Saved entries
== == ==
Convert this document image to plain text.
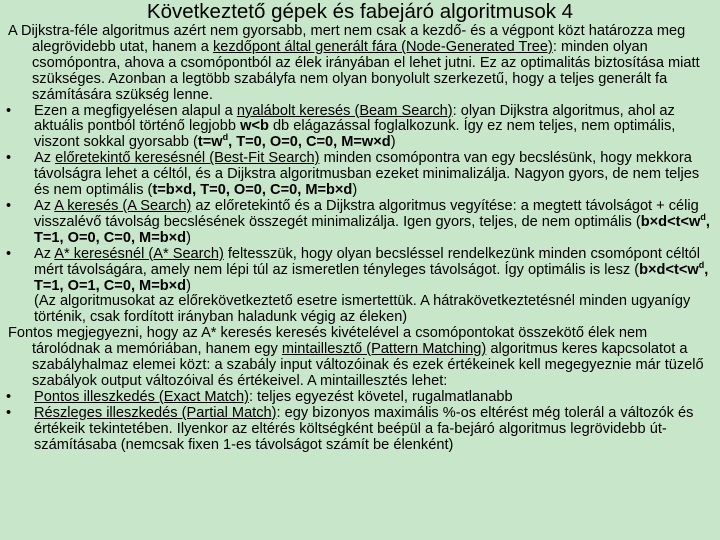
Következtető gépek és fabejáró algoritmusok 4

A Dijkstra-féle algoritmus azért nem gyorsabb, mert nem csak a kezdő- és a végpont közt határozza meg alegrövidebb utat, hanem a kezdőpont által generált fára (Node-Generated Tree): minden olyan csomópontra, ahova a csomópontból az élek irányában el lehet jutni. Ez az optimalitás biztosítása miatt szükséges. Azonban a legtöbb szabályfa nem olyan bonyolult szerkezetű, hogy a teljes generált fa számítására szükség lenne.

•	Ezen a megfigyelésen alapul a nyalábolt keresés (Beam Search): olyan Dijkstra algoritmus, ahol az aktuális pontból történő legjobb w<b db elágazással foglalkozunk. Így ez nem teljes, nem optimális, viszont sokkal gyorsabb ($t=w^d$, T=0, O=0, C=0, M=w×d)
•	Az előretekintő keresésnél (Best-Fit Search) minden csomópontra van egy becslésünk, hogy mekkora távolságra lehet a céltól, és a Dijkstra algoritmusban ezeket minimalizálja. Nagyon gyors, de nem teljes és nem optimális (t=b×d, T=0, O=0, C=0, M=b×d)
•	Az A keresés (A Search) az előretekintő és a Dijkstra algoritmus vegyítése: a megtett távolságot + célig visszalévő távolság becslésének összegét minimalizálja. Igen gyors, teljes, de nem optimális ($b\times d<t<w^d$, T=1, O=0, C=0, M=b×d)
•	Az A* keresésnél (A* Search) feltesszük, hogy olyan becsléssel rendelkezünk minden csomópont céltól mért távolságára, amely nem lépi túl az ismeretlen tényleges távolságot. Így optimális is lesz ($b\times d<t<w^d$, T=1, O=1, C=0, M=b×d)

(Az algoritmusokat az előrekövetkeztető esetre ismertettük. A hátrakövetkeztetésnél minden ugyanígy történik, csak fordított irányban haladunk végig az éleken)

Fontos megjegyezni, hogy az A* keresés keresés kivételével a csomópontokat összekötő élek nem tárolódnak a memóriában, hanem egy mintaillesztő (Pattern Matching) algoritmus keres kapcsolatot a szabályhalmaz elemei közt: a szabály input változóinak és ezek értékeinek kell megegyeznie már tüzelő szabályok output változóival és értékeivel. A mintaillesztés lehet:

•	Pontos illeszkedés (Exact Match): teljes egyezést követel, rugalmatlanabb
•	Részleges illeszkedés (Partial Match): egy bizonyos maximális %-os eltérést még tolerál a változók és értékeik tekintetében. Ilyenkor az eltérés költségként beépül a fa-bejáró algoritmus legrövidebb út-számításaba (nemcsak fixen 1-es távolságot számít be élenként)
== == ==
• _Goal_:
Find the word "gyorsabb" in the records and pull out each line that has it.

• _Result_:
A Dijkstra-féle algoritmus azért nem gyorsabb, mert nem csak a kezdő- és a végpont közt határozza meg alegrövidebb utat, hanem a kezdőpont által generált fára (Node-Generated Tree): minden olyan csomópontra, ahova a csomópontból az élek irányában el lehet jutni. Ez az optimalitás biztosítása miatt szükséges. Azonban a legtöbb szabályfa nem olyan bonyolult szerkezetű, hogy a teljes generált fa számítására szükség lenne.
•	Ezen a megfigyelésen alapul a nyalábolt keresés (Beam Search): olyan Dijkstra algoritmus, ahol az aktuális pontból történő legjobb w<b db elágazással foglalkozunk. Így ez nem teljes, nem optimális, viszont sokkal gyorsabb ($t=w^d$, T=0, O=0, C=0, M=w×d)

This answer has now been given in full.